(Directions)
Each record below is to be copied word for word, with pictures removed.

(Provided data)
____

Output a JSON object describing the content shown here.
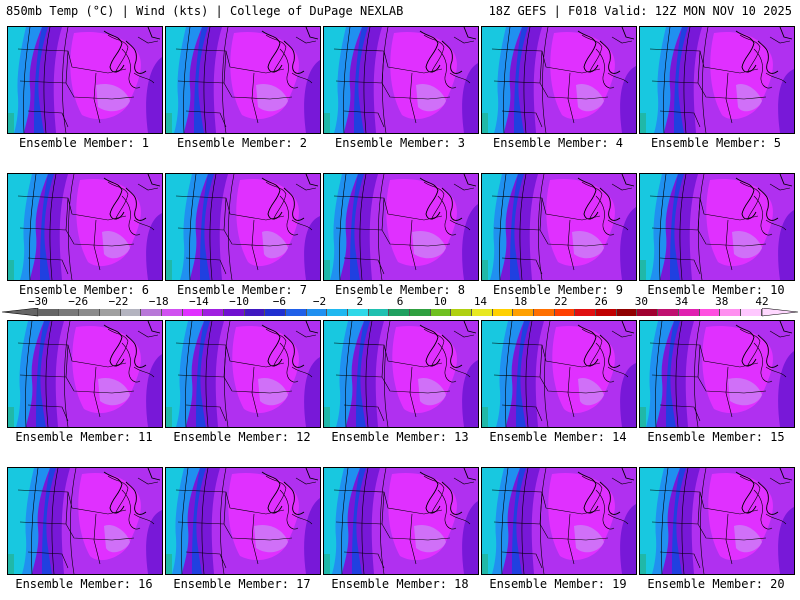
{
  "header": {
    "title_left": "850mb Temp (°C) | Wind (kts) | College of DuPage NEXLAB",
    "title_right": "18Z GEFS | F018 Valid: 12Z MON NOV 10 2025"
  },
  "colorbar": {
    "labels": [
      "−30",
      "−26",
      "−22",
      "−18",
      "−14",
      "−10",
      "−6",
      "−2",
      "2",
      "6",
      "10",
      "14",
      "18",
      "22",
      "26",
      "30",
      "34",
      "38",
      "42"
    ],
    "colors": [
      "#666666",
      "#7a7a7a",
      "#8c8c8c",
      "#a0a0a0",
      "#b4b4c0",
      "#b878d8",
      "#d050f0",
      "#e030ff",
      "#a020e0",
      "#7010d0",
      "#4018c0",
      "#2030d0",
      "#2060e8",
      "#2090f0",
      "#20b8f0",
      "#30d8e8",
      "#20c0b0",
      "#20a060",
      "#30a040",
      "#70c020",
      "#b0d010",
      "#e8e820",
      "#ffd000",
      "#ffa000",
      "#ff7000",
      "#ff4000",
      "#e01010",
      "#c00000",
      "#900000",
      "#a00030",
      "#c01070",
      "#e020b0",
      "#ff50e0",
      "#ff90f0",
      "#ffc8ff"
    ]
  },
  "captions": [
    "Ensemble Member: 1",
    "Ensemble Member: 2",
    "Ensemble Member: 3",
    "Ensemble Member: 4",
    "Ensemble Member: 5",
    "Ensemble Member: 6",
    "Ensemble Member: 7",
    "Ensemble Member: 8",
    "Ensemble Member: 9",
    "Ensemble Member: 10",
    "Ensemble Member: 11",
    "Ensemble Member: 12",
    "Ensemble Member: 13",
    "Ensemble Member: 14",
    "Ensemble Member: 15",
    "Ensemble Member: 16",
    "Ensemble Member: 17",
    "Ensemble Member: 18",
    "Ensemble Member: 19",
    "Ensemble Member: 20"
  ],
  "palette": {
    "cyan": "#18c8e0",
    "blue1": "#2090f0",
    "blue2": "#2040e0",
    "purple": "#7818d8",
    "violet": "#b030f0",
    "magenta": "#e030ff",
    "lavender": "#d070f8",
    "teal": "#20b8a8"
  }
}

____

(Answer)
Output a JSON object describing the content shown here.
{
  "header": {
    "title_left": "850mb Temp (°C) | Wind (kts) | College of DuPage NEXLAB",
    "title_right": "18Z GEFS | F018 Valid: 12Z MON NOV 10 2025"
  },
  "colorbar": {
    "labels": [
      "−30",
      "−26",
      "−22",
      "−18",
      "−14",
      "−10",
      "−6",
      "−2",
      "2",
      "6",
      "10",
      "14",
      "18",
      "22",
      "26",
      "30",
      "34",
      "38",
      "42"
    ],
    "colors": [
      "#666666",
      "#7a7a7a",
      "#8c8c8c",
      "#a0a0a0",
      "#b4b4c0",
      "#b878d8",
      "#d050f0",
      "#e030ff",
      "#a020e0",
      "#7010d0",
      "#4018c0",
      "#2030d0",
      "#2060e8",
      "#2090f0",
      "#20b8f0",
      "#30d8e8",
      "#20c0b0",
      "#20a060",
      "#30a040",
      "#70c020",
      "#b0d010",
      "#e8e820",
      "#ffd000",
      "#ffa000",
      "#ff7000",
      "#ff4000",
      "#e01010",
      "#c00000",
      "#900000",
      "#a00030",
      "#c01070",
      "#e020b0",
      "#ff50e0",
      "#ff90f0",
      "#ffc8ff"
    ]
  },
  "captions": [
    "Ensemble Member: 1",
    "Ensemble Member: 2",
    "Ensemble Member: 3",
    "Ensemble Member: 4",
    "Ensemble Member: 5",
    "Ensemble Member: 6",
    "Ensemble Member: 7",
    "Ensemble Member: 8",
    "Ensemble Member: 9",
    "Ensemble Member: 10",
    "Ensemble Member: 11",
    "Ensemble Member: 12",
    "Ensemble Member: 13",
    "Ensemble Member: 14",
    "Ensemble Member: 15",
    "Ensemble Member: 16",
    "Ensemble Member: 17",
    "Ensemble Member: 18",
    "Ensemble Member: 19",
    "Ensemble Member: 20"
  ],
  "palette": {
    "cyan": "#18c8e0",
    "blue1": "#2090f0",
    "blue2": "#2040e0",
    "purple": "#7818d8",
    "violet": "#b030f0",
    "magenta": "#e030ff",
    "lavender": "#d070f8",
    "teal": "#20b8a8"
  }
}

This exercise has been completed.